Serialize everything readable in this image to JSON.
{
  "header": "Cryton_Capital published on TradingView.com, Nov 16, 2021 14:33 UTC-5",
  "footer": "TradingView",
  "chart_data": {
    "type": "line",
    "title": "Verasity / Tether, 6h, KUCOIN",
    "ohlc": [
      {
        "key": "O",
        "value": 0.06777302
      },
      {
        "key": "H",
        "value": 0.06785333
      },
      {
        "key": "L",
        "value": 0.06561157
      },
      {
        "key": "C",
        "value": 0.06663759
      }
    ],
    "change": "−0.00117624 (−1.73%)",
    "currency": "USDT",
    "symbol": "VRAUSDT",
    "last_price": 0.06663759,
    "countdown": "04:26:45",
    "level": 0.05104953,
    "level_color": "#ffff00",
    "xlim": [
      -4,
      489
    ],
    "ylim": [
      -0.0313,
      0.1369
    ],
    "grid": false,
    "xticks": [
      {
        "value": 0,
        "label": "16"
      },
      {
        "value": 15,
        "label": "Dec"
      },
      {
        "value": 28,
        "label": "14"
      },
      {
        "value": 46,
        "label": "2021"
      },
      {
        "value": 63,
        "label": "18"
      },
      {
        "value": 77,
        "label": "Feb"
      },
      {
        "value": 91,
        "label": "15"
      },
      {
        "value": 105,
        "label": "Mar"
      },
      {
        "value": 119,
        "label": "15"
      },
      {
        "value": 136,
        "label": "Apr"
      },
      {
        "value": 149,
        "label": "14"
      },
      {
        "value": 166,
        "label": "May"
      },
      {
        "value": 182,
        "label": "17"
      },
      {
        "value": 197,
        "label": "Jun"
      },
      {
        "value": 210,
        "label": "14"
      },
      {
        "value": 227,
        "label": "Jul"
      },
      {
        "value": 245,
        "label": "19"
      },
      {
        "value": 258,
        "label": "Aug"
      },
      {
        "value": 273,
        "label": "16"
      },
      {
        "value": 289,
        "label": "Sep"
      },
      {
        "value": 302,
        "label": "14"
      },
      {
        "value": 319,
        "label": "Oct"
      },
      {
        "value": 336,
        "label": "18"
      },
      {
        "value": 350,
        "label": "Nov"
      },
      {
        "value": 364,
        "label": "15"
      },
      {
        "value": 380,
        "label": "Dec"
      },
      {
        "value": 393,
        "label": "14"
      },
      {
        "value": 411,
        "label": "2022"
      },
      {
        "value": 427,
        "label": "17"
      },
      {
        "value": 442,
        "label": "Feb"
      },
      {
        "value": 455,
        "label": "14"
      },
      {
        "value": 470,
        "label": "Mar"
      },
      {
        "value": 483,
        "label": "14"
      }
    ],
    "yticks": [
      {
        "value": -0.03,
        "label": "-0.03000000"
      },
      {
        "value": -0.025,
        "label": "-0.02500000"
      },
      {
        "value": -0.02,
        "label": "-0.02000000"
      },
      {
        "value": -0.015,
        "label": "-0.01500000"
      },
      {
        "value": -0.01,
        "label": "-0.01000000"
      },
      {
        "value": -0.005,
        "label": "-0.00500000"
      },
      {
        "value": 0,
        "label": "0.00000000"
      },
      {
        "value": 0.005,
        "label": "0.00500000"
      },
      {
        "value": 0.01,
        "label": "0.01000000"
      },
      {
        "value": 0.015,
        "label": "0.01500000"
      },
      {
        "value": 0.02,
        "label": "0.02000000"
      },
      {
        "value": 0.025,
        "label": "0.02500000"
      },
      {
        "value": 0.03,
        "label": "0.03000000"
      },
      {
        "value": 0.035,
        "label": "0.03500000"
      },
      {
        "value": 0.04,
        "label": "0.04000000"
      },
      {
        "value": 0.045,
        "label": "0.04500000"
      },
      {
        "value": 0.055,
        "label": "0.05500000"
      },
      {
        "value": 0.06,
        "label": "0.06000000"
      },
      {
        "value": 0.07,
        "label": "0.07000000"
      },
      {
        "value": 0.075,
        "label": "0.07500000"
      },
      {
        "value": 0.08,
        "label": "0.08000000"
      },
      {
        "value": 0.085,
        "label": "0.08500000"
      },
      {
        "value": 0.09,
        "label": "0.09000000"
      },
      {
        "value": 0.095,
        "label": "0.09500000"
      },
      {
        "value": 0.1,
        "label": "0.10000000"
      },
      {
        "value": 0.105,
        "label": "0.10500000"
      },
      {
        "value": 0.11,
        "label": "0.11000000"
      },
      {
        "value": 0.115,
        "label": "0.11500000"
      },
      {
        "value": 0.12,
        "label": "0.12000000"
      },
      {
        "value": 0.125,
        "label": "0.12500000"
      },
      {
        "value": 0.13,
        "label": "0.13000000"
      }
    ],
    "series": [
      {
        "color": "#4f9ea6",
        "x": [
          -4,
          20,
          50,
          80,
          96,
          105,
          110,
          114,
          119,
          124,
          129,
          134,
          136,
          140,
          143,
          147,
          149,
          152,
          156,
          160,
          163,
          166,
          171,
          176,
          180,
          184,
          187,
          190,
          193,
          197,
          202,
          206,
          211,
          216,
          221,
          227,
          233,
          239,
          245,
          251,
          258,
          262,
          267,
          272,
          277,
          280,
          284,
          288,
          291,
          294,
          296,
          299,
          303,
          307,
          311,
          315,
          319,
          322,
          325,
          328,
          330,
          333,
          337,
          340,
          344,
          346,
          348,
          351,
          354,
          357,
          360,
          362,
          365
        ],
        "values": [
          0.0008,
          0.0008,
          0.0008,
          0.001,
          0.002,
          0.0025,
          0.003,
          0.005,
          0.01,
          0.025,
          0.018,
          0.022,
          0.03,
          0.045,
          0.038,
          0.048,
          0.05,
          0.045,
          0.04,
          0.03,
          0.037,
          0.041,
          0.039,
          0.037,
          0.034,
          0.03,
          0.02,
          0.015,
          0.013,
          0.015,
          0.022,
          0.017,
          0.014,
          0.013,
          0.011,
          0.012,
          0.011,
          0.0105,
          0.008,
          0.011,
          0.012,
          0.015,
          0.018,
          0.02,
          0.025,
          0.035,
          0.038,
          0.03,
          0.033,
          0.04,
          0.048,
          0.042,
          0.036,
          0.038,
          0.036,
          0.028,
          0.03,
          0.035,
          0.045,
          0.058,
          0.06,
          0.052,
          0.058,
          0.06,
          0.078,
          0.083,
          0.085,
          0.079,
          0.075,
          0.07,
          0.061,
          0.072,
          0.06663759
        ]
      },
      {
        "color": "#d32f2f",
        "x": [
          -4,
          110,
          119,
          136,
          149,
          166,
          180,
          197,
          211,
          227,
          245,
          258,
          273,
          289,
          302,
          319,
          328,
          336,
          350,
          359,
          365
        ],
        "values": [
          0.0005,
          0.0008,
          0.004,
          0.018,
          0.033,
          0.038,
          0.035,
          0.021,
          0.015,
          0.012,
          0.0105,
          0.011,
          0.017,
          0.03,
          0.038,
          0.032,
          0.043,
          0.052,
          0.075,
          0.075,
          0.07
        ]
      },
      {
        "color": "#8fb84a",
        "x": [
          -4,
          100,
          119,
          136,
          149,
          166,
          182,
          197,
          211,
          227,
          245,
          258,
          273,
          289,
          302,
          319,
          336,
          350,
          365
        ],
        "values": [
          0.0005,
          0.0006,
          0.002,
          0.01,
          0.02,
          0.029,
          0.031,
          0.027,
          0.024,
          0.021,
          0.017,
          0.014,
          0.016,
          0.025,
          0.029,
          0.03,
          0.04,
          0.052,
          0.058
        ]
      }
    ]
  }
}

> _Problem to work on_:
Look through the records above and report how many lines hold the word "TradingView", giving only the number.

> _Reply to the exercise_:
2